PAGE EXTRACT —
* * *
Tuberous breast deformity is an anomaly characterized by hypo­plasia of the lower pole of the breast, in either the lower medial or the lower lateral quadrant, or in both. Reconstruction with augmentation and/or mastopexy can be challenging due a smaller skin envelope and higher-sitting inframammary fold on the affected side.

Pregnancy

After puberty, the breast undergoes a degree of involution until pregnancy, when massive remodelling occurs. At pregnancy, there is further duct and lobule formation, with secondary and tertiary ductal branching, and increased numbers of secretory acini. Alveoli increase dramatically in number and individually increase in size, with reduction in the stromal adipose tissue ( Fig. 43.4 ). Macroscopically, there is significant breast enlargement, dilation of superficial veins and increased pigmentation of the nipple/areolar complex. Pregnant breast development relies primarily on progesterone and prolactin, both crucial for ductal side branching and development of alveoli, in addition to oestrogens, lactogen and chorionic gonadotrophin.

Fig. 43.4, Changes in the breast during lactation.

Lactation

At parturition there is a sudden drop in placental lactogen and ovarian sex steroids, which, throughout pregnancy, have inhibited the lactogenic effect of prolactin on breast epithelium. Lactation usually begins at 1–4 days post-partum and can continue for 3 years or so, dependent on prolactin and oxytocin secretions from the anterior and posterior pituitary, respectively, in response to infant suckling. When the breast is no longer lactating, involution of the glandular tissue occurs due to apoptosis of epithelial cells. Atrophy of the breast parenchyma is accompanied by increased deposition of adipocytes, returning the breast to a pre-pregnant state, ready for subsequent pregnancies.

Menopause

At the menopause, there is a decrease in overall volume of the breast, with involution of the glandular breast tissue. There is increased deposition of fatty tissue and regression of connective tissues in the stroma.

Male breast

The male breast remains rudimentary from infancy and does not form lobules or alveoli. However, it can hypertrophy, resulting in gynaecomastia. This occurs most often at puberty, when boys will often notice a small amount of breast tissue behind the nipple. Occasionally, this will develop further either unilaterally or bilaterally. In later life, typically between the ages of 50 and 80 years, gynaecomastia may also occur. Often the aetiology is obscure but commonly recognized causes include drugs such as histamine H2-receptor antagonists, spironolactone, and antiandrogens used in prostatic carcinoma. Recreational drugs, including marijuana, alcohol and anabolic steroids, are also identified as causes.

Surgical surface anatomy

In the adult female, the base of the breast extends superiorly to inferiorly from the second to the sixth rib, and medially to laterally from the sternal edge to the mid-axillary line. The superolateral quadrant extends towards the axilla along the inferior and lateral border of pectoralis major ( Fig. 43.5 ). A small portion may extend through the clavipectoral fascia into the axilla itself, as the axillary tail of Spence. The breast lies upon a deep fascia, with two-thirds of it overlying pectoralis major as the pectoral fascia, and the remaining one-third lying laterally and inferiorly as fascia over serratus anterior. Inferiorly, this deep fascia is continuous, overlying the upper portion of external oblique and its aponeurosis. Ligamentous fibrous bands, known as Cooper's ligaments, run through the breast. They connect the deep fascial layer to the superficial fascia or fibrous tissue of the dermis, forming an interlobular fascial framework within the breast. The retro­mammary space lies between the breast tissue and the deep pectoral fascia, and allows for a degree of movement of the breast on the chest wall. It contains lymphatics and small vessels.

Fig. 43.5, The structure of the breast.

The breast is composed of skin, subcutaneous tissue and breast tissue, which is further divided into glandular epithelial tissue and stroma.
* * *
INFORMATION PROVIDED —
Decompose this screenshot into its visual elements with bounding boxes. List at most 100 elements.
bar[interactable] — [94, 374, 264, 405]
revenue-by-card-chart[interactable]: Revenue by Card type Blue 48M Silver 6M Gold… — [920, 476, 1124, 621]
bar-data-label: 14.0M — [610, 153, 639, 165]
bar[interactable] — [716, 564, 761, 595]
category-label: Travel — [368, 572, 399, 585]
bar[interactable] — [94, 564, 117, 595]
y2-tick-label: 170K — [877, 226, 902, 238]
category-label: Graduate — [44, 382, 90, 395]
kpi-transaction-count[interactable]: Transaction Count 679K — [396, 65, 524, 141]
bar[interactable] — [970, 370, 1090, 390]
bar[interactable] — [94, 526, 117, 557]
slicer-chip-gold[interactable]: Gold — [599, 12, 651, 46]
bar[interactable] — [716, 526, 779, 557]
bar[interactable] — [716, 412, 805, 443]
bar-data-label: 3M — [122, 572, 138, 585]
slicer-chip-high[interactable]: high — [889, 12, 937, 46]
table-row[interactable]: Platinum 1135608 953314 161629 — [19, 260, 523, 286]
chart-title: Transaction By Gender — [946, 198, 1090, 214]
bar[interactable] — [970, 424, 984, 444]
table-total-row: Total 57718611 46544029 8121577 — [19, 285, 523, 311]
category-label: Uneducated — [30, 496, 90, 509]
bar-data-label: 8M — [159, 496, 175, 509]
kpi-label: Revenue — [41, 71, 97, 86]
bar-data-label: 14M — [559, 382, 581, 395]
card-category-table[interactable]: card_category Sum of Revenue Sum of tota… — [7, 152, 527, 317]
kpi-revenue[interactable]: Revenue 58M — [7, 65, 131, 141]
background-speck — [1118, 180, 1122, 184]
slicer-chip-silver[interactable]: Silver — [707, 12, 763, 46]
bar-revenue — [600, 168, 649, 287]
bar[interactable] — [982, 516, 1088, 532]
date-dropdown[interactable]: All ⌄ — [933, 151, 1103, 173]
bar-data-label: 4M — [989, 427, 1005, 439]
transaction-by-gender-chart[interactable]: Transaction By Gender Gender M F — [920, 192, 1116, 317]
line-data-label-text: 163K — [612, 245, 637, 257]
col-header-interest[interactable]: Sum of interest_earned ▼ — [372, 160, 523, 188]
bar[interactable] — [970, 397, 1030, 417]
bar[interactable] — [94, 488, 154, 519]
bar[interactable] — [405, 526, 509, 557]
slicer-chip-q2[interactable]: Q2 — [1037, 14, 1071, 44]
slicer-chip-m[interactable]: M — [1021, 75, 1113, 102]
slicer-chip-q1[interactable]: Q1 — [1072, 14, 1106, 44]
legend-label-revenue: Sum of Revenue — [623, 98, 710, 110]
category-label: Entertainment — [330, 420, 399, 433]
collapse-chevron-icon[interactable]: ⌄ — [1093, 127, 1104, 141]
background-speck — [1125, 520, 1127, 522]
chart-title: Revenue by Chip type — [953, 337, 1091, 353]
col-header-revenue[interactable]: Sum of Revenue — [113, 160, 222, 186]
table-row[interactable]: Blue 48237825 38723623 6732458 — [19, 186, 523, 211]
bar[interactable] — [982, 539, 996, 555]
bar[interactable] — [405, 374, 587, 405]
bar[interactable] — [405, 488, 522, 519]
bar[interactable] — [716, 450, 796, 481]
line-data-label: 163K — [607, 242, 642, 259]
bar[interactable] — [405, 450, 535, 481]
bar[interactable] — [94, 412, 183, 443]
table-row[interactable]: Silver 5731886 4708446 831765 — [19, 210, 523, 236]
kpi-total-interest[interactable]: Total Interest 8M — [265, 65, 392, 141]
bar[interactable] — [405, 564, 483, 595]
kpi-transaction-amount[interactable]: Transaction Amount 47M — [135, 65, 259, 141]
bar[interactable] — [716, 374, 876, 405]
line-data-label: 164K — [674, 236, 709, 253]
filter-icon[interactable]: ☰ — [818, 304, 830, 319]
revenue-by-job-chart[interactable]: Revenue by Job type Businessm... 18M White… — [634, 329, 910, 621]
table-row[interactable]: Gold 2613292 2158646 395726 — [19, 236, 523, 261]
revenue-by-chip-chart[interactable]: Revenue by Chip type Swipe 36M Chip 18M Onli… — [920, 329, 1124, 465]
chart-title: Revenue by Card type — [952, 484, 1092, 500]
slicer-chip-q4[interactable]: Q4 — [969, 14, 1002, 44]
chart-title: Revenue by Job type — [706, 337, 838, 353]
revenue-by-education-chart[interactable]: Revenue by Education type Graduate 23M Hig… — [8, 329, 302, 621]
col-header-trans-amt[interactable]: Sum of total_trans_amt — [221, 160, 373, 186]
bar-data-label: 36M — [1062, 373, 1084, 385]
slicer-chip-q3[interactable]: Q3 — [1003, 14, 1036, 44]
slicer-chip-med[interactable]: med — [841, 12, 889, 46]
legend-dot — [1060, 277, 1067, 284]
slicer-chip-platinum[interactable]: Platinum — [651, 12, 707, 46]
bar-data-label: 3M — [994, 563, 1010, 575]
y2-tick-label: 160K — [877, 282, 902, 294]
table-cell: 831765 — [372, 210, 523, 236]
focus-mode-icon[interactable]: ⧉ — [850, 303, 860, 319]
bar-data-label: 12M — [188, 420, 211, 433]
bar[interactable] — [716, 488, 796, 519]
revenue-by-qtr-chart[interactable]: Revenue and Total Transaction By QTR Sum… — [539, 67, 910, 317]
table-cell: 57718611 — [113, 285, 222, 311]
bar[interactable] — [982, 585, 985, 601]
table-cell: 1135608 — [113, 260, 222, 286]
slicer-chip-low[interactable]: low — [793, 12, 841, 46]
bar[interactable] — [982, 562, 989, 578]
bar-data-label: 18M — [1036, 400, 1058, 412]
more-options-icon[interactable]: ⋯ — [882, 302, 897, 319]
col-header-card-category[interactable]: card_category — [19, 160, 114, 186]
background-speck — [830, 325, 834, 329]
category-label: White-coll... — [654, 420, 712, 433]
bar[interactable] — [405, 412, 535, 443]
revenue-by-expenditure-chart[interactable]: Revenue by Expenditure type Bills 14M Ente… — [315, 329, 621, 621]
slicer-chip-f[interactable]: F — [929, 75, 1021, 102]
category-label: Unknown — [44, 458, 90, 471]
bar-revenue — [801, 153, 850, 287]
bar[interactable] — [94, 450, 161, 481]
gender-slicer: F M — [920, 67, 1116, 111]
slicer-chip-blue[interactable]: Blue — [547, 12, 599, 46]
* * *
EXERCISE PROMPT —
From the breast anatomy text, list every drug or substance named as a cause of gynaecomastia.

ANSWER —
- Histamine H2-receptor antagonists
- Spironolactone
- Antiandrogens used in prostatic carcinoma
- Marijuana
- Alcohol
- Anabolic steroids